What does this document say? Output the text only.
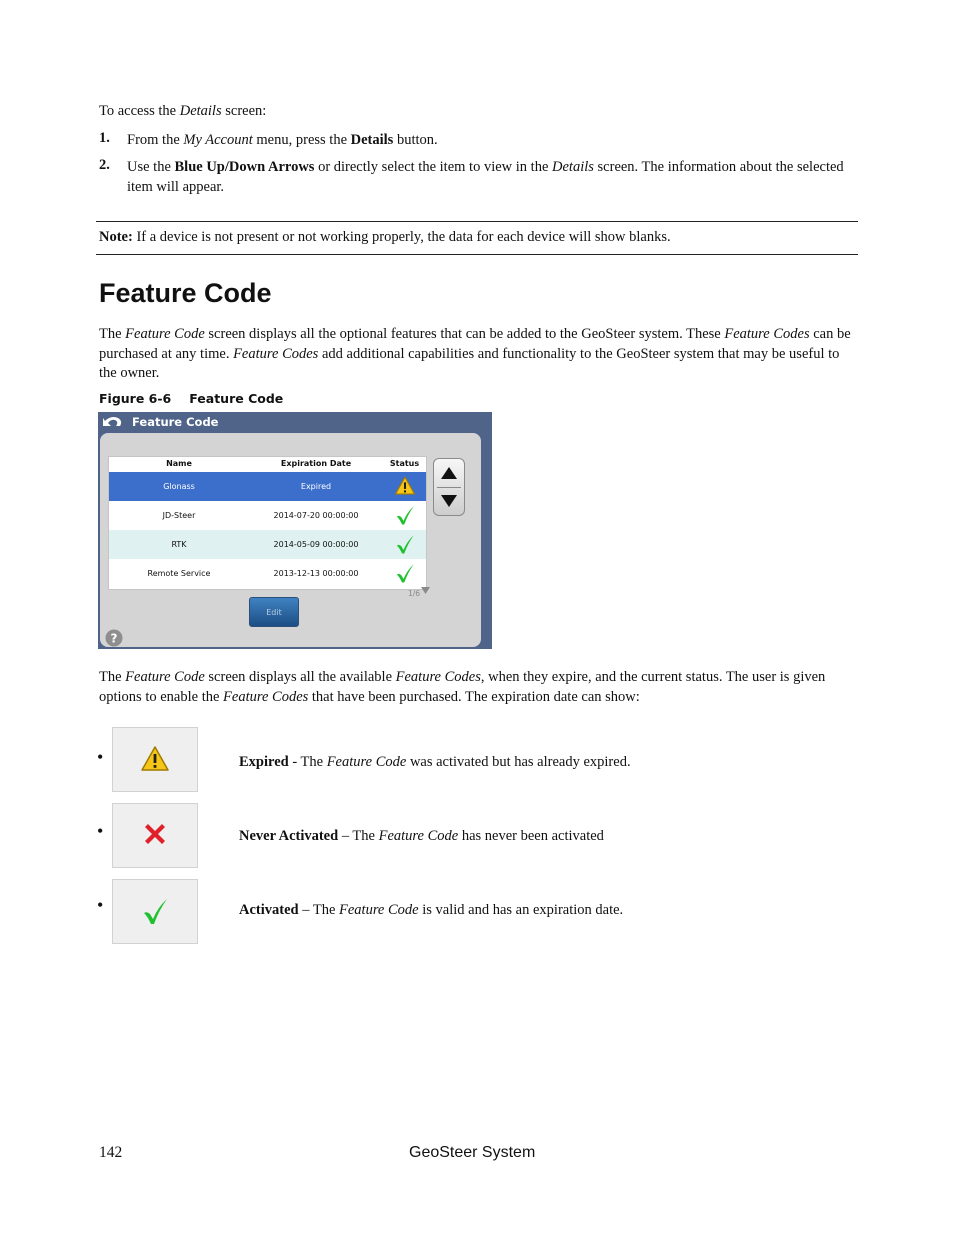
To access the Details screen:

1. From the My Account menu, press the Details button.

2. Use the Blue Up/Down Arrows or directly select the item to view in the Details screen. The information about the selected item will appear.

Note: If a device is not present or not working properly, the data for each device will show blanks.

Feature Code

The Feature Code screen displays all the optional features that can be added to the GeoSteer system. These Feature Codes can be purchased at any time. Feature Codes add additional capabilities and functionality to the GeoSteer system that may be useful to the owner.

Figure 6-6 Feature Code
Feature Code
Name	Expiration Date	Status
Glonass	Expired
JD-Steer	2014-07-20 00:00:00
RTK	2014-05-09 00:00:00
Remote Service	2013-12-13 00:00:00
1/6
Edit
?

The Feature Code screen displays all the available Feature Codes, when they expire, and the current status. The user is given options to enable the Feature Codes that have been purchased. The expiration date can show:

•	Expired - The Feature Code was activated but has already expired.

•	Never Activated – The Feature Code has never been activated

•	Activated – The Feature Code is valid and has an expiration date.

142	GeoSteer System
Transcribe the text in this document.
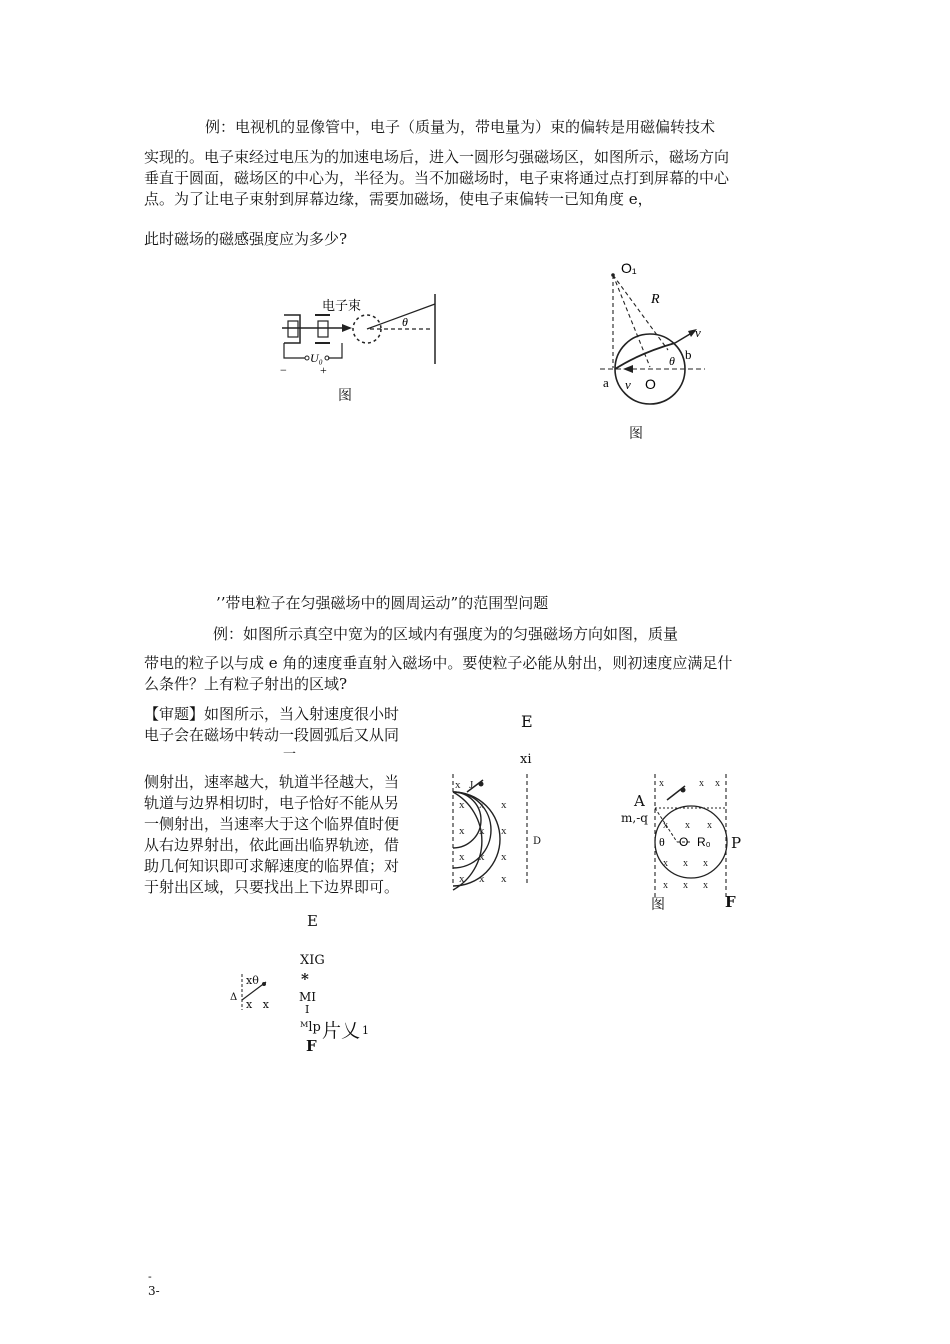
例：电视机的显像管中，电子（质量为，带电量为）束的偏转是用磁偏转技术
实现的。电子束经过电压为的加速电场后，进入一圆形匀强磁场区，如图所示，磁场方向
垂直于圆面，磁场区的中心为，半径为。当不加磁场时，电子束将通过点打到屏幕的中心
点。为了让电子束射到屏幕边缘，需要加磁场，使电子束偏转一已知角度 e，
此时磁场的磁感强度应为多少?
U₀
−	+
电子束
θ
图
O₁
R
v
b
θ
a v O
图
’’带电粒子在匀强磁场中的圆周运动”的范围型问题
例：如图所示真空中宽为的区域内有强度为的匀强磁场方向如图，质量
带电的粒子以与成 e 角的速度垂直射入磁场中。要使粒子必能从射出，则初速度应满足什
么条件？上有粒子射出的区域?
【审题】如图所示，当入射速度很小时
电子会在磁场中转动一段圆弧后又从同
一
侧射出，速率越大，轨道半径越大，当
轨道与边界相切时，电子恰好不能从另
一侧射出，当速率大于这个临界值时便
从右边界射出，依此画出临界轨迹，借
助几何知识即可求解速度的临界值；对
于射出区域，只要找出上下边界即可。
E
xi
x J
x x x
x x x
x x x
x x x
D
x	x x
x x x
x x x
x x x
θ O R₀
A
m,-q
P
图	F
E
XIG
*
MI
I
ᴹlp 片乂 1
F
Δ
xθ
x   x
-
3-
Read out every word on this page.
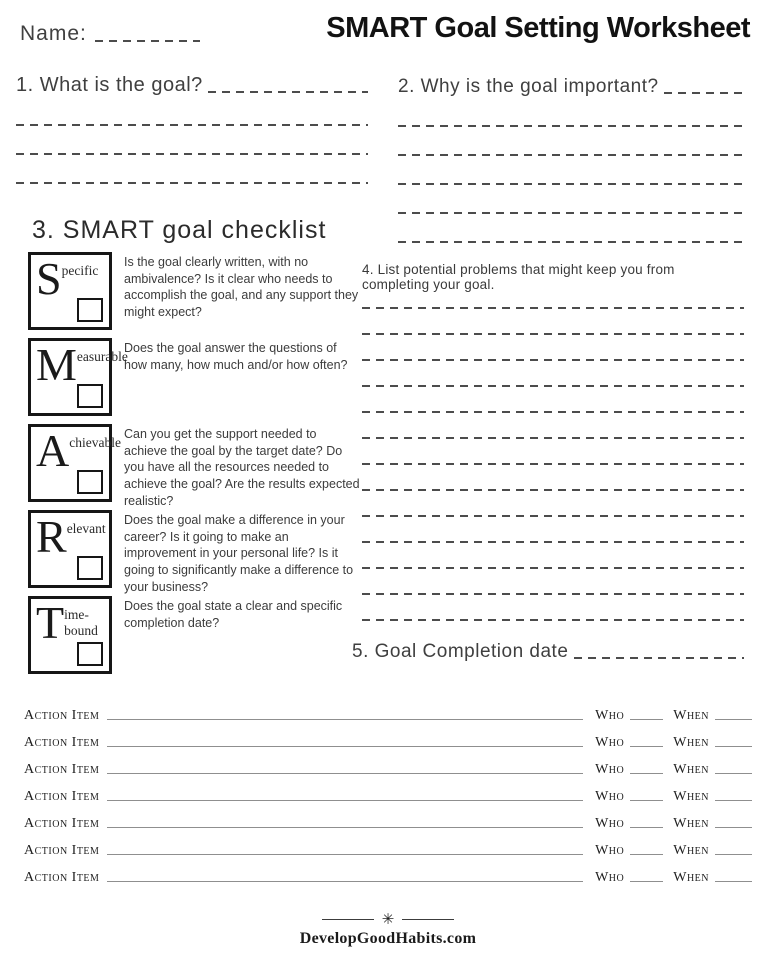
Name:	SMART Goal Setting Worksheet
1. What is the goal?	2. Why is the goal important?
3. SMART goal checklist
S pecific

Is the goal clearly written, with no ambivalence? Is it clear who needs to accomplish the goal, and any support they might expect?

M easurable

Does the goal answer the questions of how many, how much and/or how often?

A chievable

Can you get the support needed to achieve the goal by the target date? Do you have all the resources needed to achieve the goal? Are the results expected realistic?

R elevant

Does the goal make a difference in your career? Is it going to make an improvement in your personal life? Is it going to significantly make a difference to your business?

T ime-bound

Does the goal state a clear and specific completion date?

4. List potential problems that might keep you from completing your goal.
5. Goal Completion date
Action Item	Who	When
Action Item	Who	When
Action Item	Who	When
Action Item	Who	When
Action Item	Who	When
Action Item	Who	When
Action Item	Who	When
✳
DevelopGoodHabits.com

================================

▸ **PROMPT**:
Repeat the records above verbatim, with no pictures in the result.

▸ **COMPLETED TASK**:
What does this document say? Output the text only.
To access the Details screen:

1. From the My Account menu, press the Details button.

2. Use the Blue Up/Down Arrows or directly select the item to view in the Details screen. The information about the selected item will appear.

Note: If a device is not present or not working properly, the data for each device will show blanks.

Feature Code

The Feature Code screen displays all the optional features that can be added to the GeoSteer system. These Feature Codes can be purchased at any time. Feature Codes add additional capabilities and functionality to the GeoSteer system that may be useful to the owner.

Figure 6-6 Feature Code
Feature Code
Name	Expiration Date	Status
Glonass	Expired
JD-Steer	2014-07-20 00:00:00
RTK	2014-05-09 00:00:00
Remote Service	2013-12-13 00:00:00
1/6
Edit
?

The Feature Code screen displays all the available Feature Codes, when they expire, and the current status. The user is given options to enable the Feature Codes that have been purchased. The expiration date can show:

•	Expired - The Feature Code was activated but has already expired.

•	Never Activated – The Feature Code has never been activated

•	Activated – The Feature Code is valid and has an expiration date.

142	GeoSteer System
Transcribe the text in this document.
例：电视机的显像管中，电子（质量为，带电量为）束的偏转是用磁偏转技术
实现的。电子束经过电压为的加速电场后，进入一圆形匀强磁场区，如图所示，磁场方向
垂直于圆面，磁场区的中心为，半径为。当不加磁场时，电子束将通过点打到屏幕的中心
点。为了让电子束射到屏幕边缘，需要加磁场，使电子束偏转一已知角度 e，
此时磁场的磁感强度应为多少?
U₀
−	+
电子束
θ
图
O₁
R
v
b
θ
a v O
图
’’带电粒子在匀强磁场中的圆周运动”的范围型问题
例：如图所示真空中宽为的区域内有强度为的匀强磁场方向如图，质量
带电的粒子以与成 e 角的速度垂直射入磁场中。要使粒子必能从射出，则初速度应满足什
么条件？上有粒子射出的区域?
【审题】如图所示，当入射速度很小时
电子会在磁场中转动一段圆弧后又从同
一
侧射出，速率越大，轨道半径越大，当
轨道与边界相切时，电子恰好不能从另
一侧射出，当速率大于这个临界值时便
从右边界射出，依此画出临界轨迹，借
助几何知识即可求解速度的临界值；对
于射出区域，只要找出上下边界即可。
E
xi
x J
x x x
x x x
x x x
x x x
D
x	x x
x x x
x x x
x x x
θ O R₀
A
m,-q
P
图	F
E
XIG
*
MI
I
ᴹlp 片乂 1
F
Δ
xθ
x   x
-
3-
Read out every word on this page.
Name:	SMART Goal Setting Worksheet
1. What is the goal?	2. Why is the goal important?
3. SMART goal checklist
S pecific

Is the goal clearly written, with no ambivalence? Is it clear who needs to accomplish the goal, and any support they might expect?

M easurable

Does the goal answer the questions of how many, how much and/or how often?

A chievable

Can you get the support needed to achieve the goal by the target date? Do you have all the resources needed to achieve the goal? Are the results expected realistic?

R elevant

Does the goal make a difference in your career? Is it going to make an improvement in your personal life? Is it going to significantly make a difference to your business?

T ime-bound

Does the goal state a clear and specific completion date?

4. List potential problems that might keep you from completing your goal.
5. Goal Completion date
Action Item	Who	When
Action Item	Who	When
Action Item	Who	When
Action Item	Who	When
Action Item	Who	When
Action Item	Who	When
Action Item	Who	When
✳
DevelopGoodHabits.com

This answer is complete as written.